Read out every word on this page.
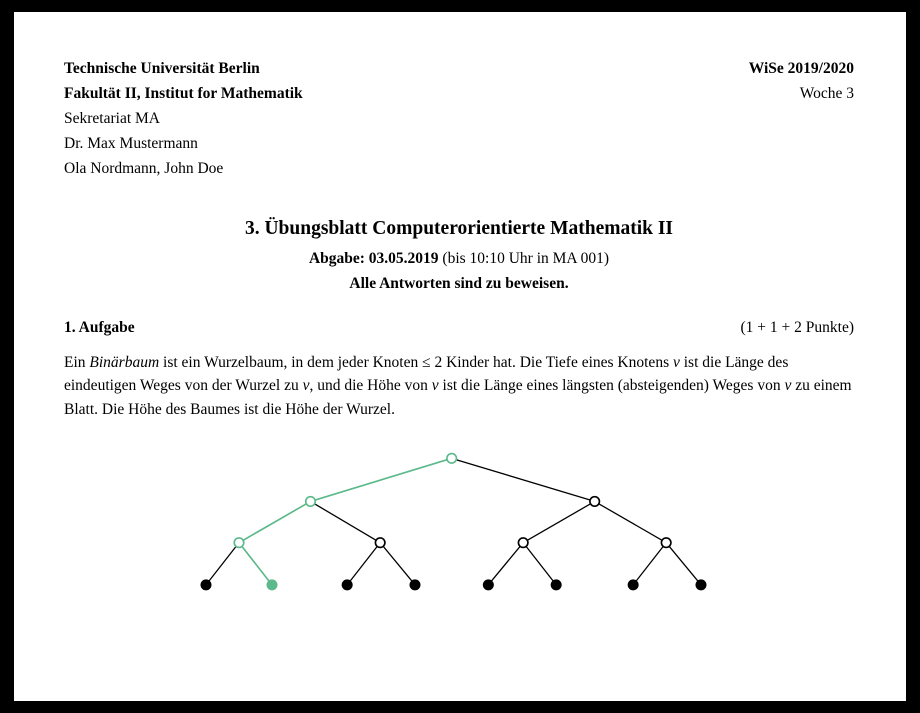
Technische Universität Berlin	WiSe 2019/2020
Fakultät II, Institut for Mathematik	Woche 3
Sekretariat MA
Dr. Max Mustermann
Ola Nordmann, John Doe
3. Übungsblatt Computerorientierte Mathematik II
Abgabe: 03.05.2019 (bis 10:10 Uhr in MA 001)
Alle Antworten sind zu beweisen.
1. Aufgabe	(1 + 1 + 2 Punkte)
Ein Binärbaum ist ein Wurzelbaum, in dem jeder Knoten ≤ 2 Kinder hat. Die Tiefe eines Knotens v ist die Länge des eindeutigen Weges von der Wurzel zu v, und die Höhe von v ist die Länge eines längsten (absteigenden) Weges von v zu einem Blatt. Die Höhe des Baumes ist die Höhe der Wurzel.
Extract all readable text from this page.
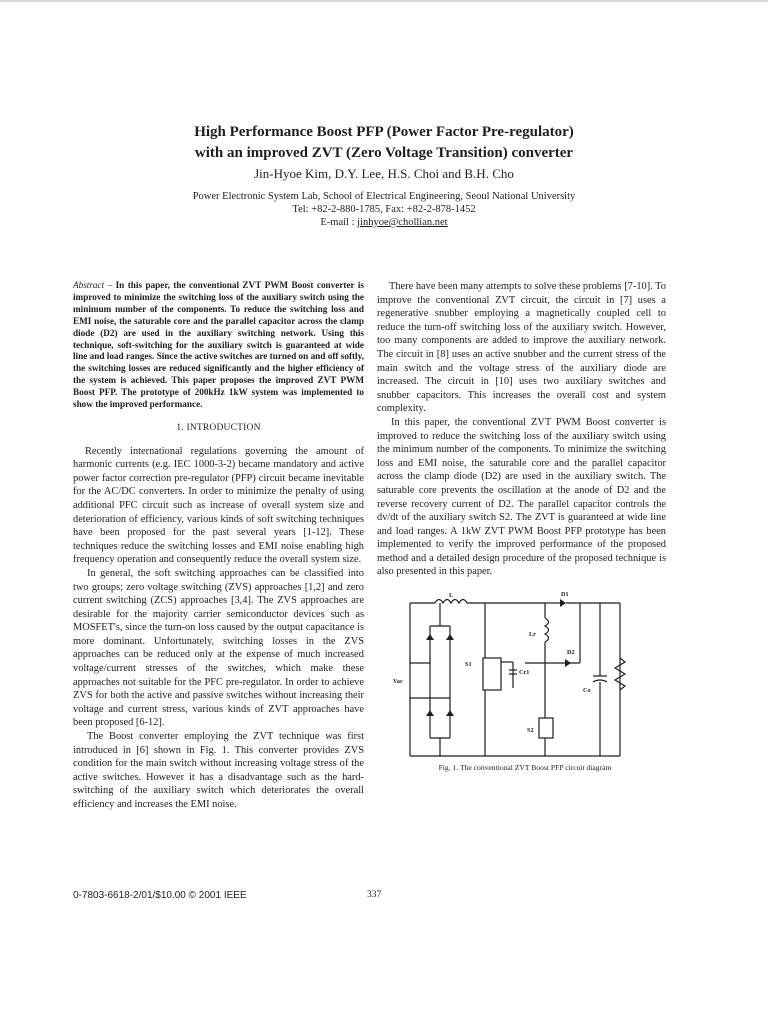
High Performance Boost PFP (Power Factor Pre-regulator)
with an improved ZVT (Zero Voltage Transition) converter
Jin-Hyoe Kim, D.Y. Lee, H.S. Choi and B.H. Cho
Power Electronic System Lab, School of Electrical Engineering, Seoul National University
Tel: +82-2-880-1785, Fax: +82-2-878-1452
E-mail : jinhyoe@chollian.net

Abstract – In this paper, the conventional ZVT PWM Boost converter is improved to minimize the switching loss of the auxiliary switch using the minimum number of the components. To reduce the switching loss and EMI noise, the saturable core and the parallel capacitor across the clamp diode (D2) are used in the auxiliary switching network. Using this technique, soft-switching for the auxiliary switch is guaranteed at wide line and load ranges. Since the active switches are turned on and off softly, the switching losses are reduced significantly and the higher efficiency of the system is achieved. This paper proposes the improved ZVT PWM Boost PFP. The prototype of 200kHz 1kW system was implemented to show the improved performance.

1. INTRODUCTION

Recently international regulations governing the amount of harmonic currents (e.g. IEC 1000-3-2) became mandatory and active power factor correction pre-regulator (PFP) circuit became inevitable for the AC/DC converters. In order to minimize the penalty of using additional PFC circuit such as increase of overall system size and deterioration of efficiency, various kinds of soft switching techniques have been proposed for the past several years [1-12]. These techniques reduce the switching losses and EMI noise enabling high frequency operation and consequently reduce the overall system size.

In general, the soft switching approaches can be classified into two groups; zero voltage switching (ZVS) approaches [1,2] and zero current switching (ZCS) approaches [3,4]. The ZVS approaches are desirable for the majority carrier semiconductor devices such as MOSFET's, since the turn-on loss caused by the output capacitance is more dominant. Unfortunately, switching losses in the ZVS approaches can be reduced only at the expense of much increased voltage/current stresses of the switches, which make these approaches not suitable for the PFC pre-regulator. In order to achieve ZVS for both the active and passive switches without increasing their voltage and current stress, various kinds of ZVT approaches have been proposed [6-12].

The Boost converter employing the ZVT technique was first introduced in [6] shown in Fig. 1. This converter provides ZVS condition for the main switch without increasing voltage stress of the active switches. However it has a disadvantage such as the hard-switching of the auxiliary switch which deteriorates the overall efficiency and increases the EMI noise.

There have been many attempts to solve these problems [7-10]. To improve the conventional ZVT circuit, the circuit in [7] uses a regenerative snubber employing a magnetically coupled cell to reduce the turn-off switching loss of the auxiliary switch. However, too many components are added to improve the auxiliary network. The circuit in [8] uses an active snubber and the current stress of the main switch and the voltage stress of the auxiliary diode are increased. The circuit in [10] uses two auxiliary switches and snubber capacitors. This increases the overall cost and system complexity.

In this paper, the conventional ZVT PWM Boost converter is improved to reduce the switching loss of the auxiliary switch using the minimum number of the components. To minimize the switching loss and EMI noise, the saturable core and the parallel capacitor across the clamp diode (D2) are used in the auxiliary switch. The saturable core prevents the oscillation at the anode of D2 and the reverse recovery current of D2. The parallel capacitor controls the dv/dt of the auxiliary switch S2. The ZVT is guaranteed at wide line and load ranges. A 1kW ZVT PWM Boost PFP prototype has been implemented to verify the improved performance of the proposed method and a detailed design procedure of the proposed technique is also presented in this paper.

L	D1
Lr
D2
S1
Cr1
Vac
Co
S2
Fig. 1. The conventional ZVT Boost PFP circuit diagram
0-7803-6618-2/01/$10.00 © 2001 IEEE	337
· · · · · · ·
== Challenge ==
Among the lines of the data, identify those with the word "page". Copy each of them.

== Worked answer ==
Read out every word on this page.
Extract all readable text from this page.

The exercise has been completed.